"""
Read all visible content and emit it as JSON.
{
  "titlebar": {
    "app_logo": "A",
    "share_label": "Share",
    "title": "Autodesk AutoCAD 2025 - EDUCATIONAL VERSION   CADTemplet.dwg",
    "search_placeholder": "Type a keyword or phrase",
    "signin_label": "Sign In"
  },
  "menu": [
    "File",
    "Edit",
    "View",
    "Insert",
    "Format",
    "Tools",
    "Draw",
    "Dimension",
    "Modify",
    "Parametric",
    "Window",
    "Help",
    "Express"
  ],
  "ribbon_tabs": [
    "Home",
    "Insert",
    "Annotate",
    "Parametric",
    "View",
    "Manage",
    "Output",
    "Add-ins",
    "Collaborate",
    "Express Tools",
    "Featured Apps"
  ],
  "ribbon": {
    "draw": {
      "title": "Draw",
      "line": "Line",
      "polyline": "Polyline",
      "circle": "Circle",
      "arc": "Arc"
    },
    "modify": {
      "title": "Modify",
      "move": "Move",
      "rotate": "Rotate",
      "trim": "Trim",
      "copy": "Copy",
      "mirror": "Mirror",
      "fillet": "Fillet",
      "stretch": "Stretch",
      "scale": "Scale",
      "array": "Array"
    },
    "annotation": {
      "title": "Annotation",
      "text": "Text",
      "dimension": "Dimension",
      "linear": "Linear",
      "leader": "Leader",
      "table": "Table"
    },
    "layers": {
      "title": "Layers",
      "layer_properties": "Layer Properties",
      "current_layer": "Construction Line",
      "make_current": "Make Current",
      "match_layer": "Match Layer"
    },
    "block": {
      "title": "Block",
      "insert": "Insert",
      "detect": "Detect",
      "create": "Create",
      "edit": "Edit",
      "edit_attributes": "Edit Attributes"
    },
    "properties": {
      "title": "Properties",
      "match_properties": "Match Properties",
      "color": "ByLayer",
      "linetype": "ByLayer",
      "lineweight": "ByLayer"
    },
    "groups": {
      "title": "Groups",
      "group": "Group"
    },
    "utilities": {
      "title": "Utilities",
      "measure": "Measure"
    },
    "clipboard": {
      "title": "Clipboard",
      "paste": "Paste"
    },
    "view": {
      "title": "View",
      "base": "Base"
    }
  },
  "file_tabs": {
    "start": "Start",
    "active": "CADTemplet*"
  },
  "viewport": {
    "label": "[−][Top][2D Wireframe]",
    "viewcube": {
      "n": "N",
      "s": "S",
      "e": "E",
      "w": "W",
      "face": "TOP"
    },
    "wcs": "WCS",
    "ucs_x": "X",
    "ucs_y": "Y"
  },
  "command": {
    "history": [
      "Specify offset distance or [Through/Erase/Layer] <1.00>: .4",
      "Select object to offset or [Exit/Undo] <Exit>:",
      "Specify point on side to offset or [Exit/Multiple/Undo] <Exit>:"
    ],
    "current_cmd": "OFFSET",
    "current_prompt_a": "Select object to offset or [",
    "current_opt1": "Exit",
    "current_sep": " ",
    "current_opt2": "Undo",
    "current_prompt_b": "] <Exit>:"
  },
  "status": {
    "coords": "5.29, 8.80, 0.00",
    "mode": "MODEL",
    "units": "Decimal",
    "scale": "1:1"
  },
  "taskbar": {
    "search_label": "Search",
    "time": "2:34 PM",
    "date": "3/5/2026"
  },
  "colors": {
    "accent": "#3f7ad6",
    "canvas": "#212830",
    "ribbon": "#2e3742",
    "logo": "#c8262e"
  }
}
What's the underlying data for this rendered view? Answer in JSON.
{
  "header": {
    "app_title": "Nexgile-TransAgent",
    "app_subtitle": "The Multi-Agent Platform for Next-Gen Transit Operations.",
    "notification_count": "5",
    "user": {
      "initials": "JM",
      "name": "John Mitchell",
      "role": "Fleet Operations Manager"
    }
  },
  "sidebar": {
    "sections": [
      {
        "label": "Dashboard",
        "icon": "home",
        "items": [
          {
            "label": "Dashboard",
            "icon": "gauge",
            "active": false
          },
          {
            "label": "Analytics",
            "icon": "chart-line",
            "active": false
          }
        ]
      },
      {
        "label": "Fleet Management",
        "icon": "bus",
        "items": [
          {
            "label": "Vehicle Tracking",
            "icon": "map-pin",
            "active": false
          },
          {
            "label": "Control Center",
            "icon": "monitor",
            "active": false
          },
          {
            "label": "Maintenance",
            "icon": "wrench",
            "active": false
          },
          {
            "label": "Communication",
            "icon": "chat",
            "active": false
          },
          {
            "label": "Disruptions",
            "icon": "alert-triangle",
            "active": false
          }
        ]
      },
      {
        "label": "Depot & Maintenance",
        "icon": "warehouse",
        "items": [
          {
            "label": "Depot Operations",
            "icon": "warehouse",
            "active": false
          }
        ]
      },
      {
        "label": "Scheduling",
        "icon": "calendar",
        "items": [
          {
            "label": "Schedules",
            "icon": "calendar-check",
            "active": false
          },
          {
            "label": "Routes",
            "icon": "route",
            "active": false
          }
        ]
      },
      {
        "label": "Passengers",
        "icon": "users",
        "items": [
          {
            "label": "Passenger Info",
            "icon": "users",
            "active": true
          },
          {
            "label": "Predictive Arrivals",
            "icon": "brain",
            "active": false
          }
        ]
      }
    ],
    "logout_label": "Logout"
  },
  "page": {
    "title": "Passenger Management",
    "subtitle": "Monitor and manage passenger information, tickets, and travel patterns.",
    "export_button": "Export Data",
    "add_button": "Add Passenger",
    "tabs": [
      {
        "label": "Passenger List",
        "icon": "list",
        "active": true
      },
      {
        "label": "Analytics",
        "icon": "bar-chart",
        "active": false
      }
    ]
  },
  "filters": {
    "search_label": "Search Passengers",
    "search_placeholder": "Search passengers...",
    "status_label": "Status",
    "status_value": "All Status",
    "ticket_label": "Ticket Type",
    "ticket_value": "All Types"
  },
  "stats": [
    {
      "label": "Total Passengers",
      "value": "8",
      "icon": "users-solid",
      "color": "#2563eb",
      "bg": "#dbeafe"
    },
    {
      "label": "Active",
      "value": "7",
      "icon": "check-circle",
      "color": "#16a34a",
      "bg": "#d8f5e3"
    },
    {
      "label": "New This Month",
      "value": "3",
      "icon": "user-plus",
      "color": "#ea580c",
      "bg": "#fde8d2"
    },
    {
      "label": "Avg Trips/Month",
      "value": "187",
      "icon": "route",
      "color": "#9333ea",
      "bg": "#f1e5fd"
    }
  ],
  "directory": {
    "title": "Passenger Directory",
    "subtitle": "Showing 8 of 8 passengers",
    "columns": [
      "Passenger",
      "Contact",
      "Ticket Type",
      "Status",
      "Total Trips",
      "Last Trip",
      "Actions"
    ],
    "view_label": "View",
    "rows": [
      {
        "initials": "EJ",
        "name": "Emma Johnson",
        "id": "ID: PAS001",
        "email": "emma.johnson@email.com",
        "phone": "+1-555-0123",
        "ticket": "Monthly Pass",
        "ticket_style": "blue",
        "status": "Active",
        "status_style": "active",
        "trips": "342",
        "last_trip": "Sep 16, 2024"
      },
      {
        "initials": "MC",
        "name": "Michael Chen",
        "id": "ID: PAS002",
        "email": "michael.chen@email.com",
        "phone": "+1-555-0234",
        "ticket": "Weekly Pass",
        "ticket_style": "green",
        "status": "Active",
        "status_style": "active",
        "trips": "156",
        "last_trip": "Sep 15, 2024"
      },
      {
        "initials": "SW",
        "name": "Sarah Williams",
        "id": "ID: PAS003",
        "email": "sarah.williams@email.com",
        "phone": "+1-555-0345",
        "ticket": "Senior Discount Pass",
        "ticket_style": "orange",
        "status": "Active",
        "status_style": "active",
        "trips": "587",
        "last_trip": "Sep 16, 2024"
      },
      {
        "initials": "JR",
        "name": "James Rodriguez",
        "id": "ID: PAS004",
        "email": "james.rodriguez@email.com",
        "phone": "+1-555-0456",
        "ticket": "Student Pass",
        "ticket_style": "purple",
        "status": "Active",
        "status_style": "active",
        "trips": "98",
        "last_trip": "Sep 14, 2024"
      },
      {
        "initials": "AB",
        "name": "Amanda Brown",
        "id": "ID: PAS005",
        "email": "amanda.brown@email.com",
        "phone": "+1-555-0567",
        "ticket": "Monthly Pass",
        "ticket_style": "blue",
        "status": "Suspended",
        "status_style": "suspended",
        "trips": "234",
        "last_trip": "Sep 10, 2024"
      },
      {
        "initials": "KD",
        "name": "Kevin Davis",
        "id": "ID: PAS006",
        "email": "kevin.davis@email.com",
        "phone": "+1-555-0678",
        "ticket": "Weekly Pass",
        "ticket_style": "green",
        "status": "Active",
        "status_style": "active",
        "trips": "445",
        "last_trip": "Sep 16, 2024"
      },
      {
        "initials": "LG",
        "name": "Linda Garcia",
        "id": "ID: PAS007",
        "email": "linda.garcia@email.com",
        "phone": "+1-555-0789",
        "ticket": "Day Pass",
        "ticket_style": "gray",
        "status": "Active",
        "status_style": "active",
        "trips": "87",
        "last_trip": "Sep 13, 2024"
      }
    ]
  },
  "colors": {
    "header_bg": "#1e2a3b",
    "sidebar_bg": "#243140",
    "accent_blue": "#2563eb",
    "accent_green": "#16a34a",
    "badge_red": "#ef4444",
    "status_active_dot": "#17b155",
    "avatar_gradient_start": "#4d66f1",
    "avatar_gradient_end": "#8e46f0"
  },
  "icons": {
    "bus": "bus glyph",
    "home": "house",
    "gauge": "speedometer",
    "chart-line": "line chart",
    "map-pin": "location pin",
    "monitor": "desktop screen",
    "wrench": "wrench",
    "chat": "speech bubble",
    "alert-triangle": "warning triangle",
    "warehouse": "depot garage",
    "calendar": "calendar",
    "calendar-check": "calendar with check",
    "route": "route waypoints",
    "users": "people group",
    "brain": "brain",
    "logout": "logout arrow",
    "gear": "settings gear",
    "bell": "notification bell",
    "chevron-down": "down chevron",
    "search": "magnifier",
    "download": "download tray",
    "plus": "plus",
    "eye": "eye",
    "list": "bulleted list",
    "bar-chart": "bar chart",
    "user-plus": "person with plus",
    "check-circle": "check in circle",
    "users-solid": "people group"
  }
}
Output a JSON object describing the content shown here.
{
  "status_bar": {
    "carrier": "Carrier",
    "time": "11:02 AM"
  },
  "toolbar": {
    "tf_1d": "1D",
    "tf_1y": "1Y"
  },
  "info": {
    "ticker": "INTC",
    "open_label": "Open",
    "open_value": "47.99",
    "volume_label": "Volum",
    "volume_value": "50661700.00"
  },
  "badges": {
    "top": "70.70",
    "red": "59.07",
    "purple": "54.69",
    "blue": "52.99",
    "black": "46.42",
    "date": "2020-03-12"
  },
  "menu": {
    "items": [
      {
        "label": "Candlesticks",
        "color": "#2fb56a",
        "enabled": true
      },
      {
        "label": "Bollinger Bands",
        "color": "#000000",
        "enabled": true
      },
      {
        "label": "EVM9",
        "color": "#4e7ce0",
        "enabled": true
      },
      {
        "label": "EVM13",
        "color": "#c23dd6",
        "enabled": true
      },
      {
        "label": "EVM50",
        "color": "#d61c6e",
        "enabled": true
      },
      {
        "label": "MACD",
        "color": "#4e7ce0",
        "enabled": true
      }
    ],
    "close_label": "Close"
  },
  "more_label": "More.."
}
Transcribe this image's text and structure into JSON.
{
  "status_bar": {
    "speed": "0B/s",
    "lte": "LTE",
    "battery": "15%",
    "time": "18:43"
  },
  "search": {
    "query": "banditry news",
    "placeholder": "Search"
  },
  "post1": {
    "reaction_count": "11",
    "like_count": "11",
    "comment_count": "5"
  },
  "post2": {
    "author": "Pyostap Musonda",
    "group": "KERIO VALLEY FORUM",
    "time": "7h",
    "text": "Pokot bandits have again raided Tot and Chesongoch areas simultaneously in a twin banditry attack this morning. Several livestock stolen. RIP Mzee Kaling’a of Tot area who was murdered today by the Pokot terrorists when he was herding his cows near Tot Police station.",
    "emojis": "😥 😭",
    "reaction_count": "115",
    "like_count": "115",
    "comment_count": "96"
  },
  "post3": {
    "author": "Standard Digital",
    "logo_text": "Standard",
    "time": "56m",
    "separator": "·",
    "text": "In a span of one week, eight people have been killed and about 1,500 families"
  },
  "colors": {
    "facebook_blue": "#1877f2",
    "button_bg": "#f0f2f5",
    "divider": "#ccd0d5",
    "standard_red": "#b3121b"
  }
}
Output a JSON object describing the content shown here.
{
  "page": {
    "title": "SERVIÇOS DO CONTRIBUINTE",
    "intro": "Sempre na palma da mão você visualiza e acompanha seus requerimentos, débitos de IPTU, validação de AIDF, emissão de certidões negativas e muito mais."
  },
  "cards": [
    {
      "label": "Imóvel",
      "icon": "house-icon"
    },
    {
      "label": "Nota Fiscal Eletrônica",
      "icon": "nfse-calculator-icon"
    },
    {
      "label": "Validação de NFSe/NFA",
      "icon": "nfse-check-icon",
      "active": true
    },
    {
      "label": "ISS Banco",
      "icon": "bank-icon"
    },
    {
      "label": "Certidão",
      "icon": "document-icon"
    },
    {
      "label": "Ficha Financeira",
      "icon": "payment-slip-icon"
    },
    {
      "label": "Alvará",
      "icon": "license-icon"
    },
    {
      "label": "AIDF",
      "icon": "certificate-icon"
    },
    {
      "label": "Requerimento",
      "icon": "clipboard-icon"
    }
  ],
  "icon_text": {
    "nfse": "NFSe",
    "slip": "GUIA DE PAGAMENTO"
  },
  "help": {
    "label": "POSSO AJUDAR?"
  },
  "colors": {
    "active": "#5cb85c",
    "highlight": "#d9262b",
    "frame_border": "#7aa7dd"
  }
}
"""
→ **Exercise goal**: Scan the data for the word "phone" and copy every line where it shows up.

→ **The completed task**:
        "phone": "+1-555-0123",
        "phone": "+1-555-0234",
        "phone": "+1-555-0345",
        "phone": "+1-555-0456",
        "phone": "+1-555-0567",
        "phone": "+1-555-0678",
        "phone": "+1-555-0789",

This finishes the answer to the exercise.